▸ What the exercise asks: In the data below, find every line that has the string "Nouvelle", and copy it.

Data excerpts
--------

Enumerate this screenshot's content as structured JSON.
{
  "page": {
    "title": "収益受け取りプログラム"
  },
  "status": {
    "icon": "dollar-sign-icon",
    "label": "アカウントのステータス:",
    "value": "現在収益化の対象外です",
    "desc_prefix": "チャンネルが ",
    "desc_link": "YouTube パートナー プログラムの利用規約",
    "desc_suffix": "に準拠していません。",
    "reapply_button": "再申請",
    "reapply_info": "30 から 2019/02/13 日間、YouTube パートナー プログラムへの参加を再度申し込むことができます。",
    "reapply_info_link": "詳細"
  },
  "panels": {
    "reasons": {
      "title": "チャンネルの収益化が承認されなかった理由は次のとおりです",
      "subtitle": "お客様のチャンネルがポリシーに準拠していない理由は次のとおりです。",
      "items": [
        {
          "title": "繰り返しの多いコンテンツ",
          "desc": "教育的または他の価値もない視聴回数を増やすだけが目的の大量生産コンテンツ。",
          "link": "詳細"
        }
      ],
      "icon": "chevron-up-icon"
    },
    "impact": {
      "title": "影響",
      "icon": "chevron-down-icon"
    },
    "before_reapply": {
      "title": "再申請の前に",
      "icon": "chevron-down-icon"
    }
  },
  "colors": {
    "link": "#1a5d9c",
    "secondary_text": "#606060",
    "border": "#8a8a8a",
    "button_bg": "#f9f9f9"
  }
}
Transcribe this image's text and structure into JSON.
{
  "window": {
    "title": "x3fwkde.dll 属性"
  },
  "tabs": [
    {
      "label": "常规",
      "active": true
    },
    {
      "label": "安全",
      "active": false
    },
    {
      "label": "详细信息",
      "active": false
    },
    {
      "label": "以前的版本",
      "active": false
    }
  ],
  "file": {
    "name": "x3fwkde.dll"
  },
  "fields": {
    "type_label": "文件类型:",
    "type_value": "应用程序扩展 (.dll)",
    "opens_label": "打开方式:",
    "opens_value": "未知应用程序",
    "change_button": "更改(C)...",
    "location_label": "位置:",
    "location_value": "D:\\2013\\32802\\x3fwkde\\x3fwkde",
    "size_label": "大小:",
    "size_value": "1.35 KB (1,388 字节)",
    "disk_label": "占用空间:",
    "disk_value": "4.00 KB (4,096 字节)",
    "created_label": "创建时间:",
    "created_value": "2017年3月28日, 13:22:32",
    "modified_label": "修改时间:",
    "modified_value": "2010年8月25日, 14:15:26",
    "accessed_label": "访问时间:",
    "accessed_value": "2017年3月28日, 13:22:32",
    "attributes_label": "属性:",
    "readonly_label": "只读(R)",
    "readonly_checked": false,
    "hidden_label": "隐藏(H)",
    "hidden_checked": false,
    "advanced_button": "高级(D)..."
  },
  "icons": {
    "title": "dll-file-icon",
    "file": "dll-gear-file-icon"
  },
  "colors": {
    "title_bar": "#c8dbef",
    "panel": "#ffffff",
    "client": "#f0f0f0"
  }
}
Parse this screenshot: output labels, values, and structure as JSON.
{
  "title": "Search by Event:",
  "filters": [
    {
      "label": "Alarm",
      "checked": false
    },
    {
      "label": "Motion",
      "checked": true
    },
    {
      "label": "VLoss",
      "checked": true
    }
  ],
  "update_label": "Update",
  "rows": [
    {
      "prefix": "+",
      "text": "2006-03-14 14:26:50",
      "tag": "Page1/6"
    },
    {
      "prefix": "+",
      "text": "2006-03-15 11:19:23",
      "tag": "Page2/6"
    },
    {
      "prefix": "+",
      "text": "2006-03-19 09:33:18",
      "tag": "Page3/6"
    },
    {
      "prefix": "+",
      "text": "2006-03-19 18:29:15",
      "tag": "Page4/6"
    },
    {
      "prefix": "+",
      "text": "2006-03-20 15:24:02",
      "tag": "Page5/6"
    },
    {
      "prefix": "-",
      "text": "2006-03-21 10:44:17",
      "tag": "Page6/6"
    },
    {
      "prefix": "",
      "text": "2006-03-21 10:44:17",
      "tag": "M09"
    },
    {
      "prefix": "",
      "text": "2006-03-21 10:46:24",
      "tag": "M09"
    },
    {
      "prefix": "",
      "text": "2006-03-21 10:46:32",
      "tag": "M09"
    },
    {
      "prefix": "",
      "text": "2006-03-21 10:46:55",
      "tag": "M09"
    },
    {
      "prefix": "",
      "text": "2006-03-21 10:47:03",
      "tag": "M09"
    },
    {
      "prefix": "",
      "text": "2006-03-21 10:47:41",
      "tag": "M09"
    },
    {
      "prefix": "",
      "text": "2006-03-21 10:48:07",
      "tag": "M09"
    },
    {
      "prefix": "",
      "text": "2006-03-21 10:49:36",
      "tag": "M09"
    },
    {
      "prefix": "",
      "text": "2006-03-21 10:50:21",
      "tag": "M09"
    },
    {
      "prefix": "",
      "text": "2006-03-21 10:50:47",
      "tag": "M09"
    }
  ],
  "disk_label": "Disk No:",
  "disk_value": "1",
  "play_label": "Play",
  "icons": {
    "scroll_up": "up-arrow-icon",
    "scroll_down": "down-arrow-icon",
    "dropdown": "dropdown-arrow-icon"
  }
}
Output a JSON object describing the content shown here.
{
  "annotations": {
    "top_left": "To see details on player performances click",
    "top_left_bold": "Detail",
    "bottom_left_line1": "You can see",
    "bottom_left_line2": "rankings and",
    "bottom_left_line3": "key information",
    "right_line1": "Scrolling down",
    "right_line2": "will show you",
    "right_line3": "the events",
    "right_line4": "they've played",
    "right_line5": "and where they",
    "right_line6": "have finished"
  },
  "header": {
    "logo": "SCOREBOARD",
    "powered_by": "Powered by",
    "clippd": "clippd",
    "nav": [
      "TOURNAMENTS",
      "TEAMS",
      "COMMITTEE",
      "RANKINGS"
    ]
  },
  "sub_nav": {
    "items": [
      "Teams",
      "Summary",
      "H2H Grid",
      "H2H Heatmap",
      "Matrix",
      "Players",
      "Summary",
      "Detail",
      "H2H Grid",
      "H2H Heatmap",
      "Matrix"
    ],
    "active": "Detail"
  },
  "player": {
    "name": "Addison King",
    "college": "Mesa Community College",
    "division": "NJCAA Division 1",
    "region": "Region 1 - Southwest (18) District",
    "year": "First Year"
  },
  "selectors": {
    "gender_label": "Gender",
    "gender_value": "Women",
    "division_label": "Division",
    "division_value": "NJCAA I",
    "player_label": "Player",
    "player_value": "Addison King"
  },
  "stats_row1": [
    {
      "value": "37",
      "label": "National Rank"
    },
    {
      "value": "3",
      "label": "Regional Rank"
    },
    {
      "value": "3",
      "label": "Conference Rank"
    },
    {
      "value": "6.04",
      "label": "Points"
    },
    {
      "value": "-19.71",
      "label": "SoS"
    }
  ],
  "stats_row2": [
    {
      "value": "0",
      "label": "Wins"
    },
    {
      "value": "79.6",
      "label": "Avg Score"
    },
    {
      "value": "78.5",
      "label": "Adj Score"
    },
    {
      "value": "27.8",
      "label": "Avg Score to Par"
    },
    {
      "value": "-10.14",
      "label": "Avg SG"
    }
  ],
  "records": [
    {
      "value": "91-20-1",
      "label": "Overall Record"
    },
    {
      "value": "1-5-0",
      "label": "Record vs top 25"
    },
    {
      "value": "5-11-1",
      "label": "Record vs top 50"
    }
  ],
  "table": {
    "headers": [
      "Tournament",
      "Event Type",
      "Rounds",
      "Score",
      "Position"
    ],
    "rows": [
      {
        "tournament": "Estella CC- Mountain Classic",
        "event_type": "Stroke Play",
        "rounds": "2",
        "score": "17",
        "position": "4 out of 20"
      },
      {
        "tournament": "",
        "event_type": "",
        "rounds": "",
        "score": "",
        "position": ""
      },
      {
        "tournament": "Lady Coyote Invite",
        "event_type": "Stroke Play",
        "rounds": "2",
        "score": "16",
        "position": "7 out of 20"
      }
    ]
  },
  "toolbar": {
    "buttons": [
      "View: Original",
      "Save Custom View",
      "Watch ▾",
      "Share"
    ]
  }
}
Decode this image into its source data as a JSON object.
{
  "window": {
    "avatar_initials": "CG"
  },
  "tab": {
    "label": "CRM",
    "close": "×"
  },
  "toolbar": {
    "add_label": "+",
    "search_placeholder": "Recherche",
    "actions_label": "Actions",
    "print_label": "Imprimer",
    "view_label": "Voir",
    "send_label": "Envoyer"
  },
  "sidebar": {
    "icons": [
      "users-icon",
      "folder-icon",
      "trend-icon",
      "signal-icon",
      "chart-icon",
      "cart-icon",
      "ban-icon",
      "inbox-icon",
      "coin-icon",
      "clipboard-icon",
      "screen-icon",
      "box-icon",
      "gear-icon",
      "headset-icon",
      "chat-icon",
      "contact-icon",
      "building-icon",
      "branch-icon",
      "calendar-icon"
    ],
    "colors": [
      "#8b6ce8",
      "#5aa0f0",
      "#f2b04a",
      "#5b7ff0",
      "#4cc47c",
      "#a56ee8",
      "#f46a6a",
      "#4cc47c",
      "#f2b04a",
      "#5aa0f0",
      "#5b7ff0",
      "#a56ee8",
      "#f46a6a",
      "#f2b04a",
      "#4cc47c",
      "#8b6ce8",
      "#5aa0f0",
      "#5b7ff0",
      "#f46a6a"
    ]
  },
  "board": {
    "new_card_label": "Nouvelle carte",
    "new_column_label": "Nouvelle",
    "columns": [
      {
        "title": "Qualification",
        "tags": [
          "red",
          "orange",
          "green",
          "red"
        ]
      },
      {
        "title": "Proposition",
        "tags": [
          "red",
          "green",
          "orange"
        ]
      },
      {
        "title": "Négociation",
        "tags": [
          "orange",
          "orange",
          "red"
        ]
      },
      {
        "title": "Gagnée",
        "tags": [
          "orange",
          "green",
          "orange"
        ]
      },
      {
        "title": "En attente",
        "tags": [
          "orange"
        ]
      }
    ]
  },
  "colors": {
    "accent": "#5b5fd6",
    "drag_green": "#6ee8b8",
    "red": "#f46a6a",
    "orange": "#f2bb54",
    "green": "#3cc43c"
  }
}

--------

▸ Answer:
    "new_card_label": "Nouvelle carte",
    "new_column_label": "Nouvelle",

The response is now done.